_Description of the task_
Return each line of the records holding the string "arcsinh".

_Provided records_
================================

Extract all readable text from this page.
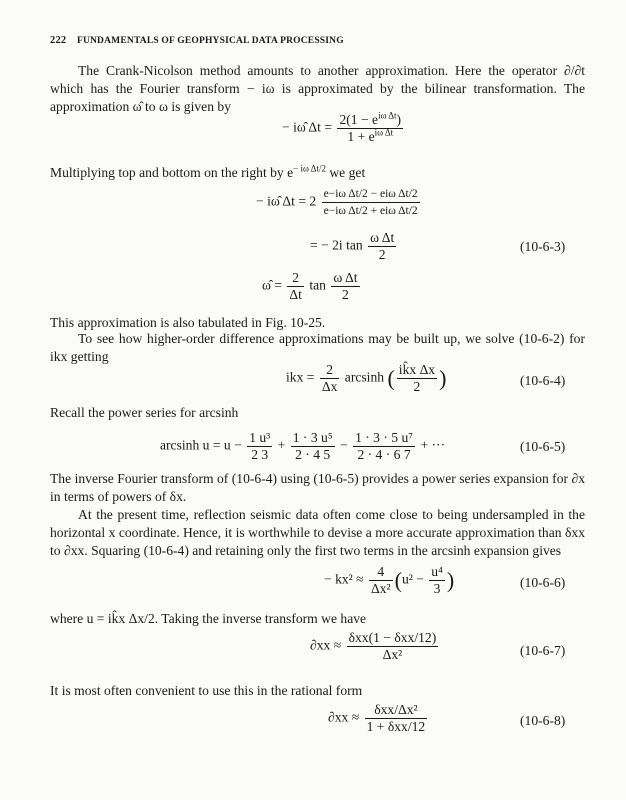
222 FUNDAMENTALS OF GEOPHYSICAL DATA PROCESSING

The Crank-Nicolson method amounts to another approximation. Here the operator ∂/∂t which has the Fourier transform − iω is approximated by the bilinear transformation. The approximation ω̂ to ω is given by

− iω̂ $\Delta t = \frac{2(1 - e^{i\omega \Delta t})}{1 + e^{i\omega \Delta t}}$

Multiplying top and bottom on the right by $e^{- i\omega \Delta t/2}$ we get

− iω̂ $\Delta t = 2 \frac{\text{e−iω Δt/2 − eiω Δt/2}}{\text{e−iω Δt/2 + eiω Δt/2}}$
= − 2i $\tan \frac{\text{ω Δt}}{2}$	(10-6-3)
ω̂ = $\frac{2}{\Delta t}$ $\tan \frac{\text{ω Δt}}{2}$

This approximation is also tabulated in Fig. 10-25.

To see how higher-order difference approximations may be built up, we solve (10-6-2) for ikx getting

ikx = $\frac{2}{\Delta x}$ arcsinh ( $\frac{\text{ik̂x Δx}}{2}$ )	(10-6-4)

Recall the power series for arcsinh

arcsinh $u = u - \frac{\text{1 u³}}{2 3} + \frac{\text{1 · 3 u⁵}}{2 \cdot 4 5} - \frac{\text{1 · 3 · 5 u⁷}}{2 \cdot 4 \cdot 6 7}$ + ···	(10-6-5)

The inverse Fourier transform of (10-6-4) using (10-6-5) provides a power series expansion for ∂x in terms of powers of δx.

At the present time, reflection seismic data often come close to being undersampled in the horizontal x coordinate. Hence, it is worthwhile to devise a more accurate approximation than δxx to ∂xx. Squaring (10-6-4) and retaining only the first two terms in the arcsinh expansion gives

− $kx^2 \approx \frac{4}{\text{Δx²}} (u^2 - \frac{\text{u⁴}}{3}$ )	(10-6-6)

where u = ik̂x Δx/2. Taking the inverse transform we have

$\partial xx \approx \frac{\text{δxx(1 − δxx/12)}}{\text{Δx²}}$	(10-6-7)

It is most often convenient to use this in the rational form

$\partial xx \approx \frac{\text{δxx/Δx²}}{\text{1 + δxx/12}}$	(10-6-8)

================================

_Answer for this exercise_
ikx = $\frac{2}{\Delta x}$ arcsinh ( $\frac{\text{ik̂x Δx}}{2}$ )	(10-6-4)
Recall the power series for arcsinh
arcsinh $u = u - \frac{\text{1 u³}}{2 3} + \frac{\text{1 · 3 u⁵}}{2 \cdot 4 5} - \frac{\text{1 · 3 · 5 u⁷}}{2 \cdot 4 \cdot 6 7}$ + ···	(10-6-5)
At the present time, reflection seismic data often come close to being undersampled in the horizontal x coordinate. Hence, it is worthwhile to devise a more accurate approximation than δxx to ∂xx. Squaring (10-6-4) and retaining only the first two terms in the arcsinh expansion gives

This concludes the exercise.